Prossiga com o texto sobre direitos humanos e globalização, começando logo após a última frase apresentada.

**** Texto de leitura ****

O quarto aspecto da crise é caracterizado por Gutiérrez como a crise da própria
idéia de direitos humanos ante a hegemonia do pensamento único cínico. De alguma
forma, já tocamos esta questão quando dissemos que, para os agentes da
globalização, os direitos humanos são direitos de instituições, de corporações
proprietárias. O que está em questão aqui é exatamente a concepção de direitos
humanos que é carregada pelo processo de globalização. As palavras de
Hinkelammert ilustram a questão:
“La transformación de la economía en guerra
económica y la seguiente transformación de la competitividad en valor único y
superior está destruyendo y eliminando todos los derechos humanos en nombre de
los derechos del mercado, que son derechos vigentes en el mercado y solamente en
él” .
O pensamento único é cínico porque mesmo não
ignorando as graves consequências que produz, insiste em encará-las como alheias
ao que implementa . Além disso, defende que os direitos humanos, quando
entendidos como direitos de pessoas concretas, não passam de distorções do
mercado, ignorando portanto os seres humanos reais. Recorremos novamente a
Hinkelammert para aclarar a questão:
“No todas las distorsiones del mercado son
producto del reconocimiento de los derechos humanos, pero tendencialmente toda
defensa de los derechos humanos como derechos de los seres humanos corporales
aparece como distorsión del mercado. Por eso, la eliminación indiscriminada de
las distorsiones del mercado desemboca con una lógica implícita en la distorción
de los própios derechos humanos. Eso vale en el grado en el cual la eliminación
de estas distorsiones, se lleva a cabo en nombre de um princípio general, como
es el caso del proceso de globalización. Sin embargo, la política de la
eliminación de las distorsiones se presenta como simple aplica??ción de una
técnica” .
Entendemos que os elementos que aportamos,
seguindo de perto o raciocínio de Gutiérrez e completando com outros aspectos,
são aclaradores da questão da globalização, lida na perspectiva dos direitos
humanos e mesmo da concepção de direitos humanos que é propugnada pelos agentes
desse processo. A partir desses elementos, daremos o passo seguinte, que
consiste em procurar, a partir de uma outra idéia de direitos humanos que
brevemente apresentaremos, indicar os desafios fundamentais para pensar e agir
alternativamente em diretos humanos num tempo de globalização.
Desafios à luta pelos direitos humanos
A identificação de desafios no contexto da
leitura de realidade que fizemos implica que inicialmente esclareçamos nossa
compreensão de direitos humanos que deu ensejo tanto àquela leitura quanto a que
indicará os desafios.

**** Excertos do material ****

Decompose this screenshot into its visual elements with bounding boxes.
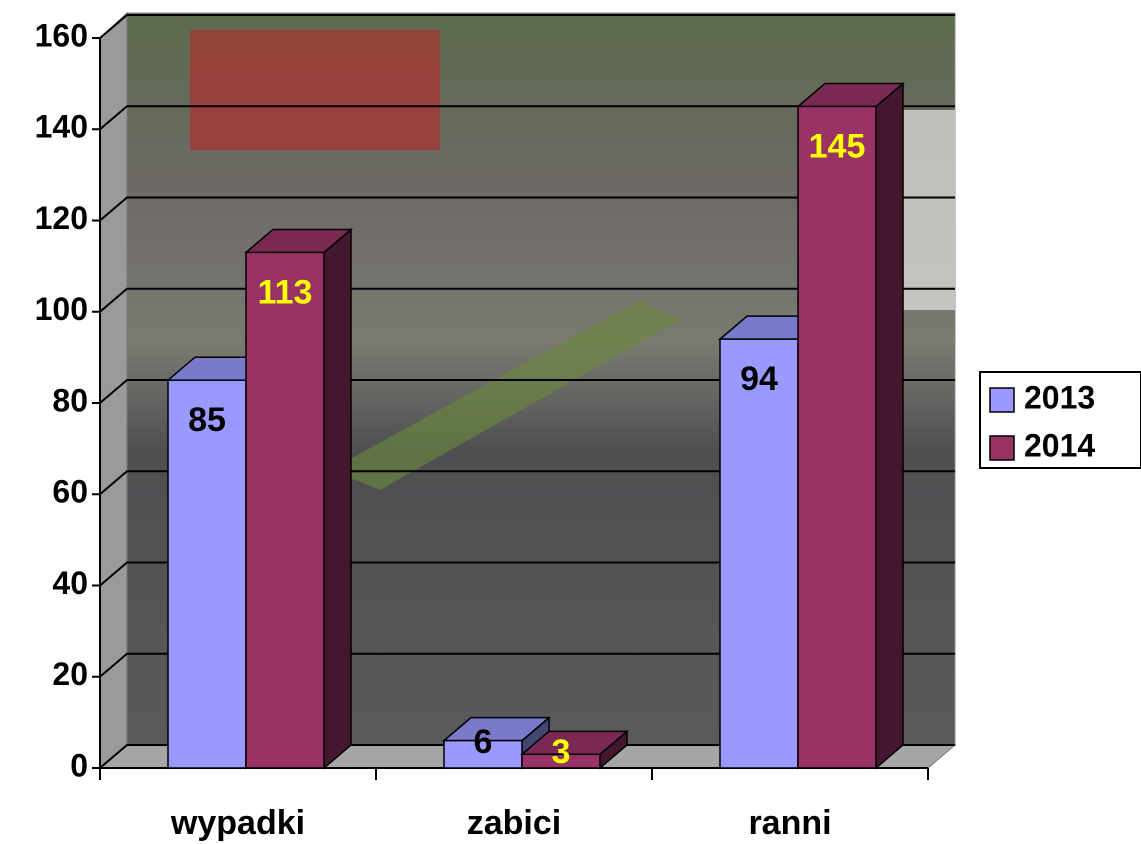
grid-line <box>99 470 955 496</box>
grid-line <box>99 105 955 131</box>
background-photo-detail <box>190 30 440 150</box>
y-tick-label: 60 <box>52 474 88 510</box>
legend-label: 2014 <box>1024 427 1095 463</box>
bar-side <box>323 227 352 770</box>
y-tick-label: 120 <box>35 200 88 236</box>
x-tick-label: wypadki <box>170 804 305 842</box>
y-tick-label: 160 <box>35 17 88 53</box>
x-tick-label: zabici <box>467 804 561 842</box>
y-tick-label: 0 <box>70 747 88 783</box>
value-label: 85 <box>188 401 226 439</box>
bar-side <box>875 81 904 770</box>
bar <box>719 338 799 769</box>
bar <box>797 105 877 769</box>
grid-line <box>99 287 955 313</box>
value-label: 3 <box>552 733 571 771</box>
legend-swatch <box>989 435 1015 461</box>
y-tick-label: 20 <box>52 656 88 692</box>
legend-swatch <box>989 387 1015 413</box>
grid-line <box>99 652 955 678</box>
value-label: 94 <box>740 360 778 398</box>
y-tick-label: 140 <box>35 109 88 145</box>
x-tick-label: ranni <box>748 804 831 842</box>
grid-line <box>99 379 955 404</box>
bar <box>443 739 523 769</box>
y-tick-label: 80 <box>52 382 88 418</box>
grid-line <box>99 561 955 587</box>
value-label: 6 <box>474 723 493 761</box>
bar <box>521 753 601 769</box>
bar <box>167 379 247 769</box>
background-photo-detail <box>330 300 680 490</box>
value-label: 145 <box>809 127 866 165</box>
bar <box>245 251 325 769</box>
legend-label: 2013 <box>1024 379 1095 415</box>
grid-line <box>99 196 955 222</box>
y-tick-label: 100 <box>35 291 88 327</box>
grid-line <box>99 14 955 39</box>
grid-line <box>99 744 955 769</box>
y-tick-label: 40 <box>52 565 88 601</box>
value-label: 113 <box>258 273 313 311</box>
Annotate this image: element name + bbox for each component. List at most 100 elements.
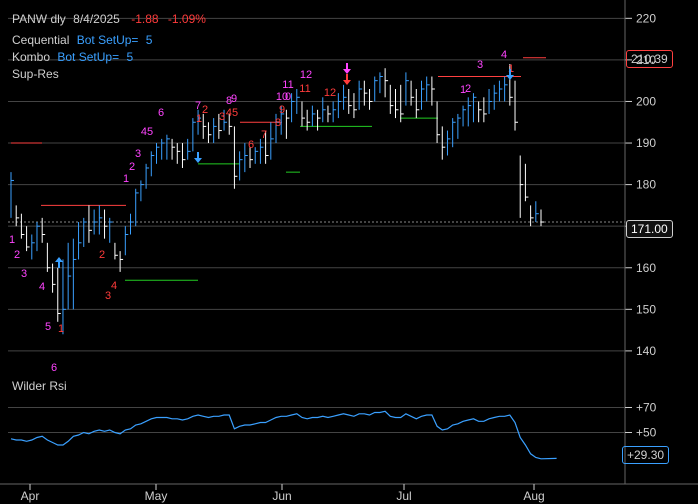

****

- [Resposta escrita]
A noção de direitos humanos possui uma unidade normativa interna que se funda na
dignidade igual de cada um e de todos os seres humanos como sujeitos morais,
como sujeitos jurídicos, como sujeitos políticos e como sujeitos sociais. O
reconhecimento desta unidade normativa encontra eco reflexivamente no fato de
que a construção de qualquer ordenamento, seja ele jurídico, político ou social
teria que contar em sua base sempre com a garantia de condições para que o ser
humano tenha lugar central e intransponível. Esta unidade normativa cria
condições tanto para orientar a construção dos arranjos históricos de sua
efetivação, quanto, reversamente, para a crítica daqueles arranjos que não
caminham concretamente na perspectiva dos direitos.
Discordando das teses liberais ou liberalizantes, afirmamos que os direitos
humanos econômicos, sociais e culturais não estão hierarquicamente em posição
inferior os direitos humanos civis e políticos. Eles estão em posição de
equivalência. Não conc??ordamos em suportar situações nas quais sucessivos
governos justificam ditaduras dizendo que em sociedades profundamente
assimétricas é plausível a redução das liberdades fundamentais em nome da
garantia do progresso sócio-econômico. Ou então, em situações precariamente
democráticas afirmando que, mesmo pobres, é melhor vivermos em um tempo de
garantia da liberdades básicas, o que nos dá a chance de entrar no campo
competitivo do liberalismo e quiçá galgar postos de satisfação mais aprimorada
das demandas humanas, sempre individualmente. Contra estes argumentos redutivos
afirmamos que tratar de direitos humanos é tratar de todos os direitos humanos,
dos direitos humanos civis, políticos, econômicos, sociais e culturais.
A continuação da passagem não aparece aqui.